Stored records

>> begin

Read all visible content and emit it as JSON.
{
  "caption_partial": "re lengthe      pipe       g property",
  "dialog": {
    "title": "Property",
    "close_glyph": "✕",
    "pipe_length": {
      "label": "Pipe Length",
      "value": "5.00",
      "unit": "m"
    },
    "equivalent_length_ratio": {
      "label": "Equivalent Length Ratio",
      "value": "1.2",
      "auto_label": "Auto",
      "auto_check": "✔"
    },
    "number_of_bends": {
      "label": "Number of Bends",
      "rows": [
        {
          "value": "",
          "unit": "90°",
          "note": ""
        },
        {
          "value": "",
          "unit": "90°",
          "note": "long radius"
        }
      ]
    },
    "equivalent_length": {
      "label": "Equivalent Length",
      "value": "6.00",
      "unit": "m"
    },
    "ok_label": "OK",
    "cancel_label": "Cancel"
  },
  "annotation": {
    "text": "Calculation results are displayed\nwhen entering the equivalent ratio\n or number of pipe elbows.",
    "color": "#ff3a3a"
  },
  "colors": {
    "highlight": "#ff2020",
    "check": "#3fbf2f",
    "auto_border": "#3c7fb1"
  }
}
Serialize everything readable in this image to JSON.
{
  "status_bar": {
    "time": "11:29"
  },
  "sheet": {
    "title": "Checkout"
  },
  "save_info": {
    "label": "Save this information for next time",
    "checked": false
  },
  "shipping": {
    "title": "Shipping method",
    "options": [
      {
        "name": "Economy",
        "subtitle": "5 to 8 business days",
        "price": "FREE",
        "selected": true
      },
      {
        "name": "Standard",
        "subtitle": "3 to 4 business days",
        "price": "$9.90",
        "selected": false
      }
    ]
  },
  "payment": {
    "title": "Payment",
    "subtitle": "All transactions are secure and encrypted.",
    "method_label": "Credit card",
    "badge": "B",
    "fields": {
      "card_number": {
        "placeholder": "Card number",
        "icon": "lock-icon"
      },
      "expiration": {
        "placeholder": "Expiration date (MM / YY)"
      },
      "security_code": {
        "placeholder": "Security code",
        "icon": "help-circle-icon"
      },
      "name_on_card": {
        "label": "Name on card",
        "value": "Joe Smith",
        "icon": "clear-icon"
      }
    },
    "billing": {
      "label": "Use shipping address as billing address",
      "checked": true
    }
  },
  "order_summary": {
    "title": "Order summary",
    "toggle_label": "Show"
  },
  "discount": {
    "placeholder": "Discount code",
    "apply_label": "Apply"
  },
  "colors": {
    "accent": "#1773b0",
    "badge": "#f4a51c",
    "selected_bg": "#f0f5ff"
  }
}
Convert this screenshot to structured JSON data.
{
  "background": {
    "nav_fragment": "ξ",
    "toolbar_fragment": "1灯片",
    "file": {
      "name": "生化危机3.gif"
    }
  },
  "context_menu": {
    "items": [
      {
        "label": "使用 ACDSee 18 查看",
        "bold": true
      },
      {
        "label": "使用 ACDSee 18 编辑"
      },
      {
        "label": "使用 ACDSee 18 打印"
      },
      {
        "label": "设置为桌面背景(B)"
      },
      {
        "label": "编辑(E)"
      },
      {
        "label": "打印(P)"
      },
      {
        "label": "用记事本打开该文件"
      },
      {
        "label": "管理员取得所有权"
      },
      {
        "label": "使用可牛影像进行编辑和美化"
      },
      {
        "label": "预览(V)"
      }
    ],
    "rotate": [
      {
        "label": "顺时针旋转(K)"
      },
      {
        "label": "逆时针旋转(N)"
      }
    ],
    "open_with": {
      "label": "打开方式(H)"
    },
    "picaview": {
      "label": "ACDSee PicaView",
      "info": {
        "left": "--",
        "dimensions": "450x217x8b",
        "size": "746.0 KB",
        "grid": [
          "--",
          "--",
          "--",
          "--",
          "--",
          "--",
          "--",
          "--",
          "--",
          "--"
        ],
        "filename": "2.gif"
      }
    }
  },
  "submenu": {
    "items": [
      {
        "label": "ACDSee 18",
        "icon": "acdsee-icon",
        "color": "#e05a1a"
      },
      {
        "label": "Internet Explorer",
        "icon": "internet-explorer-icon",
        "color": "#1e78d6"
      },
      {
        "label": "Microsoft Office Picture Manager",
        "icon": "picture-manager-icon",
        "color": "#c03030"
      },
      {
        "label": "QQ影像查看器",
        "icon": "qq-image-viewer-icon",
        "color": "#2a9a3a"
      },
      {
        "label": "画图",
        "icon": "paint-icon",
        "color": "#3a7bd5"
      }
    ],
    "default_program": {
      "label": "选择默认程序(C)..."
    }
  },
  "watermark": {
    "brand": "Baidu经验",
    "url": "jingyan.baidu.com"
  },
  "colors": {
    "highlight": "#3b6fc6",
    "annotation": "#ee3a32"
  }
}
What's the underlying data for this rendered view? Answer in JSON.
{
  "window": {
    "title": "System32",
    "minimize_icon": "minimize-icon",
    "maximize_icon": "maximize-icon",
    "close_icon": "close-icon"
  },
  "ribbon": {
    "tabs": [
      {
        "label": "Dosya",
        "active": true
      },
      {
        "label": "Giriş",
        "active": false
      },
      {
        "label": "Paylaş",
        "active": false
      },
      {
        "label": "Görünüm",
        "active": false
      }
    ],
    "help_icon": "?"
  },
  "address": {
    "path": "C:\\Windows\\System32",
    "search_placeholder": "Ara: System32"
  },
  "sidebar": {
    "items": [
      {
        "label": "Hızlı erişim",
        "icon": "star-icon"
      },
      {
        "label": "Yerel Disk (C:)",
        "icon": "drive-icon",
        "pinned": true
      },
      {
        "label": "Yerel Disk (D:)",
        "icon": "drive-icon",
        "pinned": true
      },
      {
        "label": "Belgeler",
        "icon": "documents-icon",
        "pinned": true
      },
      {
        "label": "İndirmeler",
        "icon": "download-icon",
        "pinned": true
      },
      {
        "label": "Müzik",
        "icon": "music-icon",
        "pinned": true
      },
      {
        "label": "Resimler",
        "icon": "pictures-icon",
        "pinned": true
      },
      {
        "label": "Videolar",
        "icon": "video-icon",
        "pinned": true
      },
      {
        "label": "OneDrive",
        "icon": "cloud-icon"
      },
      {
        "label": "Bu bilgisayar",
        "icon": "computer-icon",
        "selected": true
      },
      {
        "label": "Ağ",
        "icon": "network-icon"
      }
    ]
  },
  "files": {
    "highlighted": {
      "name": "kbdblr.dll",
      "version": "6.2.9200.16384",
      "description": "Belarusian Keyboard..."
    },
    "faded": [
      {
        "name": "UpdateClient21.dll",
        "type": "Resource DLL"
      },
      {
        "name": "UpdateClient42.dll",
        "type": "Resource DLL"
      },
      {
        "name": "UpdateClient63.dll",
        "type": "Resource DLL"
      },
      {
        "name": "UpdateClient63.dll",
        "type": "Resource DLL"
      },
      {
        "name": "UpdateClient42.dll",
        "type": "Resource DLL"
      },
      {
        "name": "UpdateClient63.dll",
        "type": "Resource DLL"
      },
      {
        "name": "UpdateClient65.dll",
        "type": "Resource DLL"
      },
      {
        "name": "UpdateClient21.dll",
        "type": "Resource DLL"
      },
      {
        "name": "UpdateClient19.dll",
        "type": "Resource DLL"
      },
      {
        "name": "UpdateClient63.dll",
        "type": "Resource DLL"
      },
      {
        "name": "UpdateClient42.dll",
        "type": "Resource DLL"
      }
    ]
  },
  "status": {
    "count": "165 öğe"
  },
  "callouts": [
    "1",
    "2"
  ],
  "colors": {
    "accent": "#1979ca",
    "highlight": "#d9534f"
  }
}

>> end

> _GIVEN EXERCISE_: Go through the listing above and locate each line that holds the word "address". Copy those lines.

> _ANSWER_:
      "label": "Use shipping address as billing address",
  "address": {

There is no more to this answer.